Teks yang Disediakan:
______________________________
Thursday, January 31, 2008

Caraku Memilih Cinta, Caraku Mencintaimu

by Pariman, Psikologi Undip

Artikel ini aku tulis sebagai wujud perhatianku terhadap seorang sahabat yang bercurhat padaku. Sahabat itu merasakan perasaan yang berbeda seiring semester kuliah yang semakin atas kepada seseorang di kampusnya. Apakah yang sahabat tadi rasakan benar-benar cinta? Sudah berapa jauh kesiapan cinta menuju ikatan yang lebih serius (pernikahan)? Benarkan si dia pilihan yang tepat?
Ketertarikan terhadap lawan jenis itu wajarkan. Apalagi kalau kesan pertama begitu menyenangkan. Pasti nantinya akan menjadi “kenangan” yang senantiasa dirindukan. Pengan deh ngulangi lagi suatu perjumpaan.Kapan ya?
Mulai deh yang namanya deg-degan bila bertemu, dimanapun, kapanpun dia senantiasa menyisip dalam benak pikiran (halusinasi kali, ya ?) Cara ”kreatif” pun mulai dijalankan, SMS sekedar bertanya tentang kabar atau janjian ingin ketemu.
Setiap manusia tentunya butuh kasih sayang, cinta dan perhatian, dikasihi, dan disayangi. Manusia butuh orang lain untuk dicintai dan disayangi. Wajar, kalau hakekat cinta adalah keinginan untuk senantiasa dekat dan bersatu dengan obyek cintanya. Keinginan merupakan dimensi psikologis seseorang.
Dalam cinta itu butuh rasa dan interaksi. Olehkarena itu, cinta merupakan kesatuan subyek dan obyek cinta. Cinta pun mempunyai logika sendiri. Logika cinta bukanlah 1+1=2 namun 1+1=1. Secara fisik, dalam rumah tangga keluarga (cinta) memang ada suami dan istri, ada dua cinta yang bertemu kemudian melebur menjadi satu dalam bahtera rumah tangga cinta. Masing-masing mengurangi setengah egonya.
______________________________
Ketentuan Latihan:
A - Tentukan apakah setiap pernyataan berikut sesuai dengan teks tentang cinta, lalu jawab ya atau tidak disertai kutipan persis dari teks yang menjadi dasarnya. (i) Artikel itu ditulis karena seorang sahabat bercurhat kepada penulis. (ii) Menurut teks, logika cinta adalah 1+1=2. (iii) Teks menyebut keinginan sebagai dimensi psikologis seseorang.
B - Menurut teks tentang cinta, apakah hakekat cinta itu?
C - Tuliskan kembali bagian teks tentang cinta dari "Ketertarikan terhadap lawan" sampai dengan "dimensi psikologis seseorang.", dengan mengganti "kasih sayang" menjadi "kelembutan".
Materi di bawah ini tidak berkaitan dengan teks tentang cinta.

Materi yang Disediakan:
______________________________
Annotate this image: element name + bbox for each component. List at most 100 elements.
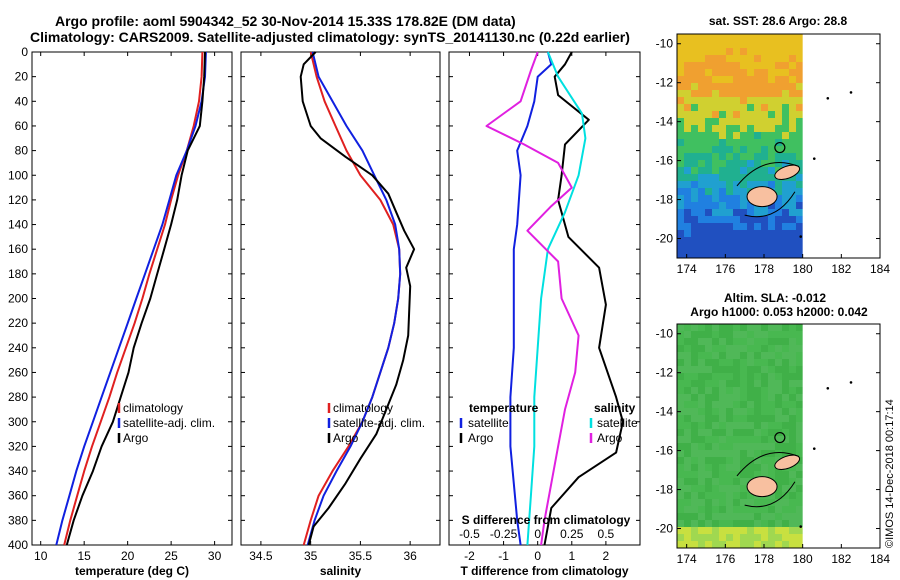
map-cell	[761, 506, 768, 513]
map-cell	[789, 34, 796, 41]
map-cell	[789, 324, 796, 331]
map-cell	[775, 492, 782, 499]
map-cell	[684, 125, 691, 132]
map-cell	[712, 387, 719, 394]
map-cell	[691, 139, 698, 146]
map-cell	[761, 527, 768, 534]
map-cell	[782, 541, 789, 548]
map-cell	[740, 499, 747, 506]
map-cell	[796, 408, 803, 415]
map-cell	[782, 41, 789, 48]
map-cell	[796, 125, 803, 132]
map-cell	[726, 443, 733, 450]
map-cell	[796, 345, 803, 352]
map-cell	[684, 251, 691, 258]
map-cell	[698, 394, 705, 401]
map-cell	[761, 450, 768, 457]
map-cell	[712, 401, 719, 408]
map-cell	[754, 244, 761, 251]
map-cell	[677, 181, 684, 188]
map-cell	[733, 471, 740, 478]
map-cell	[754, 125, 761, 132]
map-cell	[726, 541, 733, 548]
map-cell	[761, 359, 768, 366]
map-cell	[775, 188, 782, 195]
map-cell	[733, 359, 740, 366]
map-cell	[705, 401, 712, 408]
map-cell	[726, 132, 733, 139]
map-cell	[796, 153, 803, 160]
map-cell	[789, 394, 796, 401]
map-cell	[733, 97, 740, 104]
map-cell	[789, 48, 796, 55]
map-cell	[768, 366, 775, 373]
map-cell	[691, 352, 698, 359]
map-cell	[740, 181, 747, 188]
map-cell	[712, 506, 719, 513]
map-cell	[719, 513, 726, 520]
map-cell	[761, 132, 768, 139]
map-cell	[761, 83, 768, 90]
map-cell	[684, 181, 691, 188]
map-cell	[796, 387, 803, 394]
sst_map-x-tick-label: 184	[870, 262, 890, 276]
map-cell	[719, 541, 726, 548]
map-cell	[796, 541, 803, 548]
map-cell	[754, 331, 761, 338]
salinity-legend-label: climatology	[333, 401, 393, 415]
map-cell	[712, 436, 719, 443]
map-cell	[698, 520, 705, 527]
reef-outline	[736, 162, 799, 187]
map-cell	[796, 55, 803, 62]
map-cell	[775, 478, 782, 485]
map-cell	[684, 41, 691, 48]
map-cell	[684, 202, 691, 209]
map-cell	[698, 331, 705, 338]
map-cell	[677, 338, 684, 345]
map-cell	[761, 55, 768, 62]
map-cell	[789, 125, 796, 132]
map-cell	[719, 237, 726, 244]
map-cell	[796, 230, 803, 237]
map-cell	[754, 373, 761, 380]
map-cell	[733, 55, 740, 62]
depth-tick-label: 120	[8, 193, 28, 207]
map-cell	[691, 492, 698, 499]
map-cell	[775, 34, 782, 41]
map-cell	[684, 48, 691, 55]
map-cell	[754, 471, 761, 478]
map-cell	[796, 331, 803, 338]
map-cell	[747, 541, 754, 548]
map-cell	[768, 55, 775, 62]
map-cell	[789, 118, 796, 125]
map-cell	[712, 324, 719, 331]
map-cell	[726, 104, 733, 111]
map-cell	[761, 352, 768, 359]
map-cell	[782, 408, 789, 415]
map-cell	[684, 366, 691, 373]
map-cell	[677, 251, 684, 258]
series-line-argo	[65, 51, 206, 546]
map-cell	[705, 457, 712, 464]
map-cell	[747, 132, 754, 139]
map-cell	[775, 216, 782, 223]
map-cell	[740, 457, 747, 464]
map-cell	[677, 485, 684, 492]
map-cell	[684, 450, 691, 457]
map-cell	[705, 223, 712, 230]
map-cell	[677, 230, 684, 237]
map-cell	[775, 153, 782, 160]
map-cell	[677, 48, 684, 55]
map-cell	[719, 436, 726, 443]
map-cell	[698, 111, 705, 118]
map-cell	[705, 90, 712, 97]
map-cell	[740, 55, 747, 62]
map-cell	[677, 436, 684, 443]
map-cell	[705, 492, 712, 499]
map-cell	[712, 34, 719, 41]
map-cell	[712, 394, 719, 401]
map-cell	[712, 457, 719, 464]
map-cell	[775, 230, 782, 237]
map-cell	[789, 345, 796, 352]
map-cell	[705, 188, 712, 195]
______________________________
Jawaban yang Diharapkan:
A -
(i) Ya: "Artikel ini aku tulis sebagai wujud perhatianku terhadap seorang sahabat yang bercurhat padaku."
(ii) Tidak: "Logika cinta bukanlah 1+1=2 namun 1+1=1."
(iii) Ya: "Keinginan merupakan dimensi psikologis seseorang."

B - Hakekat cinta adalah keinginan untuk senantiasa dekat dan bersatu dengan obyek cintanya.

C -
Ketertarikan terhadap lawan jenis itu wajarkan. Apalagi kalau kesan pertama begitu menyenangkan. Pasti nantinya akan menjadi “kenangan” yang senantiasa dirindukan. Pengan deh ngulangi lagi suatu perjumpaan.Kapan ya?
Mulai deh yang namanya deg-degan bila bertemu, dimanapun, kapanpun dia senantiasa menyisip dalam benak pikiran (halusinasi kali, ya ?) Cara ”kreatif” pun mulai dijalankan, SMS sekedar bertanya tentang kabar atau janjian ingin ketemu.
Setiap manusia tentunya butuh kelembutan, cinta dan perhatian, dikasihi, dan disayangi. Manusia butuh orang lain untuk dicintai dan disayangi. Wajar, kalau hakekat cinta adalah keinginan untuk senantiasa dekat dan bersatu dengan obyek cintanya. Keinginan merupakan dimensi psikologis seseorang.